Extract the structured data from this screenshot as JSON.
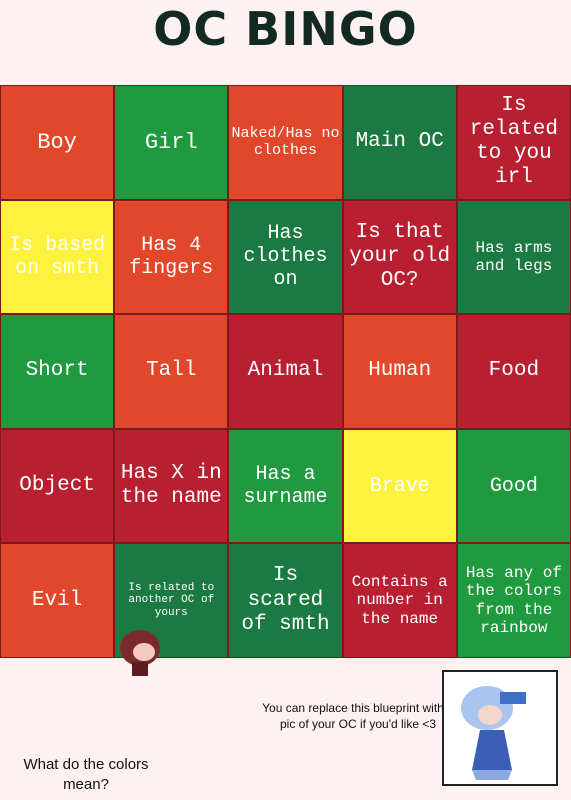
{
  "title": "OC BINGO",
  "grid": {
    "rows": [
      [
        "Boy",
        "Girl",
        "Naked/Has no clothes",
        "Main OC",
        "Is related to you irl"
      ],
      [
        "Is based on smth",
        "Has 4 fingers",
        "Has clothes on",
        "Is that your old OC?",
        "Has arms and legs"
      ],
      [
        "Short",
        "Tall",
        "Animal",
        "Human",
        "Food"
      ],
      [
        "Object",
        "Has X in the name",
        "Has a surname",
        "Brave",
        "Good"
      ],
      [
        "Evil",
        "Is related to another OC of yours",
        "Is scared of smth",
        "Contains a number in the name",
        "Has any of the colors from the rainbow"
      ]
    ]
  },
  "note": "You can replace this blueprint with a pic of your OC if you'd like <3",
  "question": "What do the colors mean?"
}
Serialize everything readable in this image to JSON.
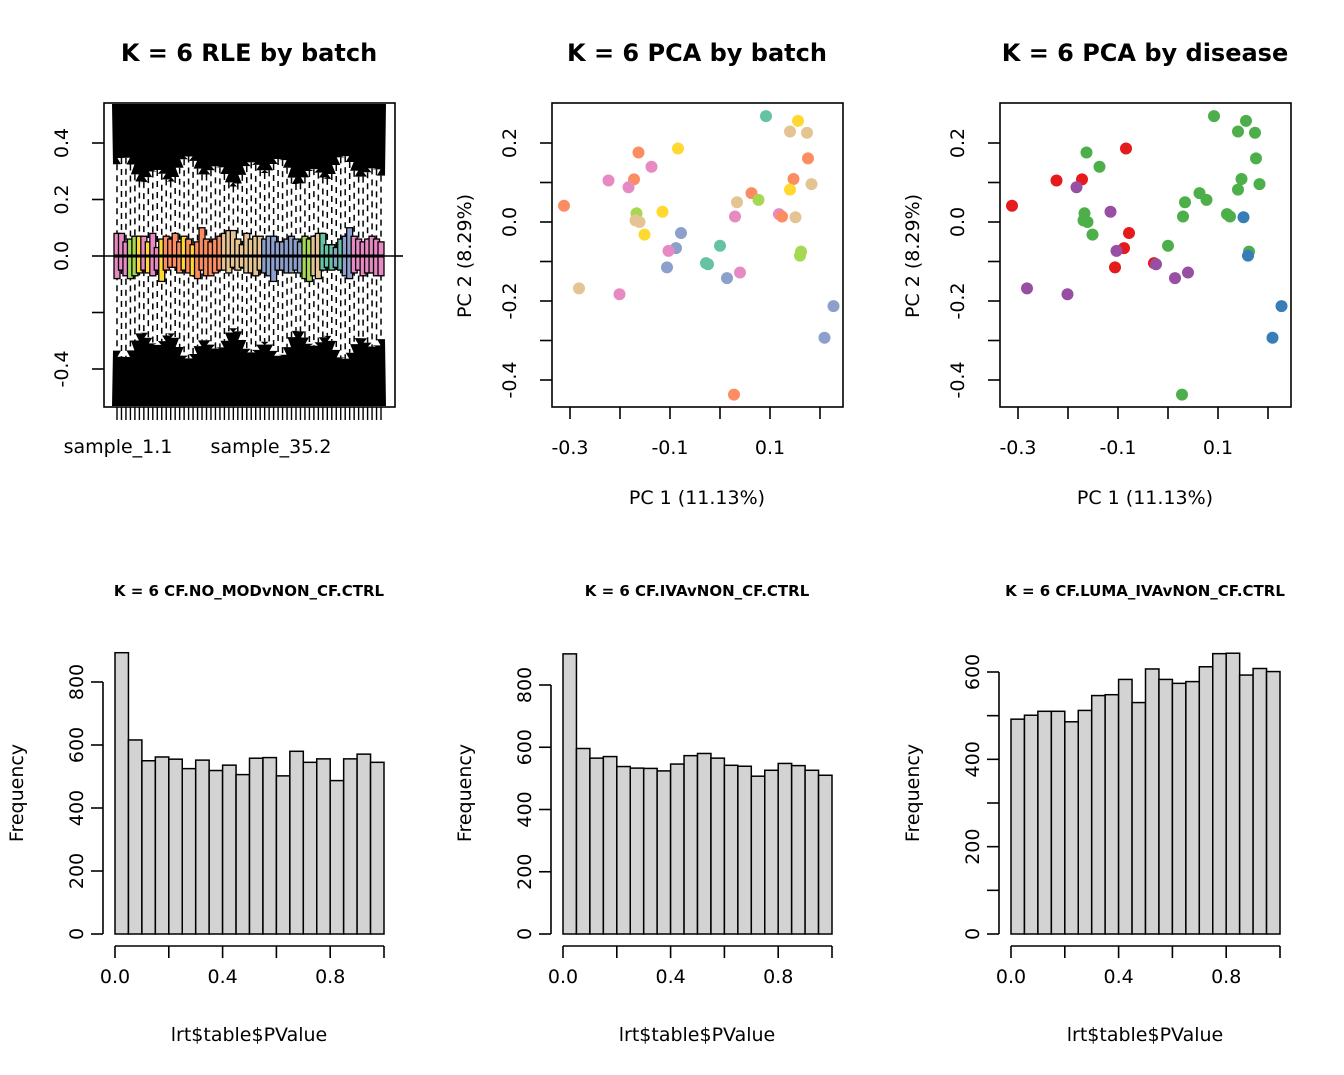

***

Check each line of the entries above for the word "JSON". List the ones that have it.

Extract the structured data from this screenshot as JSON.
Serialize everything readable in this image to JSON.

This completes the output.